*EXERCISE*: Each record is to be printed again precisely as it reads.

-.-.-

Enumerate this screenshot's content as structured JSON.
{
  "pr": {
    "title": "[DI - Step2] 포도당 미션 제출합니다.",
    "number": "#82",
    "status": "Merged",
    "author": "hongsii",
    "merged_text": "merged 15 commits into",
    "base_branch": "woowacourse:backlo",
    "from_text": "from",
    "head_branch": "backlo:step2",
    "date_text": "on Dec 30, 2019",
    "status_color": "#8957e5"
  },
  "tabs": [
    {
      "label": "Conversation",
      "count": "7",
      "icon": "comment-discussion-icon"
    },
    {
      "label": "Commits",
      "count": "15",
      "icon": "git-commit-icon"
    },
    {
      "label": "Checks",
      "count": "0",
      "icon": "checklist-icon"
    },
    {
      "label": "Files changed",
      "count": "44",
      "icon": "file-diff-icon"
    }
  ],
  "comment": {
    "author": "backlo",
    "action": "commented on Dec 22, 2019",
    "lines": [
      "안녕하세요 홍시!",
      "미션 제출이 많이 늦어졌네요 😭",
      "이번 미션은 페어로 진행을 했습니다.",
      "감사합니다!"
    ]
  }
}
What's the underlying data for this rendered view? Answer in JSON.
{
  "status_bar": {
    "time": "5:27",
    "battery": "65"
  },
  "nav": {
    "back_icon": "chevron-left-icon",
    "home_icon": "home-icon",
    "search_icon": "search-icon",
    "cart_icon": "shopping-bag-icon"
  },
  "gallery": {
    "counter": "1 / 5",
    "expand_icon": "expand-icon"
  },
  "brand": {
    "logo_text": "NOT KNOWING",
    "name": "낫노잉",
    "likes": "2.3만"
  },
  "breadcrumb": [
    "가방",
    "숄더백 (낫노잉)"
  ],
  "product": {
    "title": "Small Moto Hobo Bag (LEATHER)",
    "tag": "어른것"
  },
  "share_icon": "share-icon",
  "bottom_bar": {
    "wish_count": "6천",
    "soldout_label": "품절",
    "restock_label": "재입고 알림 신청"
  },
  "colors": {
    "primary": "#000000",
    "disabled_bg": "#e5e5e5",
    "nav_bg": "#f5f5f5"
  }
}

-.-.-

*TASK OUTPUT*:
Enumerate this screenshot's content as structured JSON.
{
  "pr": {
    "title": "[DI - Step2] 포도당 미션 제출합니다.",
    "number": "#82",
    "status": "Merged",
    "author": "hongsii",
    "merged_text": "merged 15 commits into",
    "base_branch": "woowacourse:backlo",
    "from_text": "from",
    "head_branch": "backlo:step2",
    "date_text": "on Dec 30, 2019",
    "status_color": "#8957e5"
  },
  "tabs": [
    {
      "label": "Conversation",
      "count": "7",
      "icon": "comment-discussion-icon"
    },
    {
      "label": "Commits",
      "count": "15",
      "icon": "git-commit-icon"
    },
    {
      "label": "Checks",
      "count": "0",
      "icon": "checklist-icon"
    },
    {
      "label": "Files changed",
      "count": "44",
      "icon": "file-diff-icon"
    }
  ],
  "comment": {
    "author": "backlo",
    "action": "commented on Dec 22, 2019",
    "lines": [
      "안녕하세요 홍시!",
      "미션 제출이 많이 늦어졌네요 😭",
      "이번 미션은 페어로 진행을 했습니다.",
      "감사합니다!"
    ]
  }
}
What's the underlying data for this rendered view? Answer in JSON.
{
  "status_bar": {
    "time": "5:27",
    "battery": "65"
  },
  "nav": {
    "back_icon": "chevron-left-icon",
    "home_icon": "home-icon",
    "search_icon": "search-icon",
    "cart_icon": "shopping-bag-icon"
  },
  "gallery": {
    "counter": "1 / 5",
    "expand_icon": "expand-icon"
  },
  "brand": {
    "logo_text": "NOT KNOWING",
    "name": "낫노잉",
    "likes": "2.3만"
  },
  "breadcrumb": [
    "가방",
    "숄더백 (낫노잉)"
  ],
  "product": {
    "title": "Small Moto Hobo Bag (LEATHER)",
    "tag": "어른것"
  },
  "share_icon": "share-icon",
  "bottom_bar": {
    "wish_count": "6천",
    "soldout_label": "품절",
    "restock_label": "재입고 알림 신청"
  },
  "colors": {
    "primary": "#000000",
    "disabled_bg": "#e5e5e5",
    "nav_bg": "#f5f5f5"
  }
}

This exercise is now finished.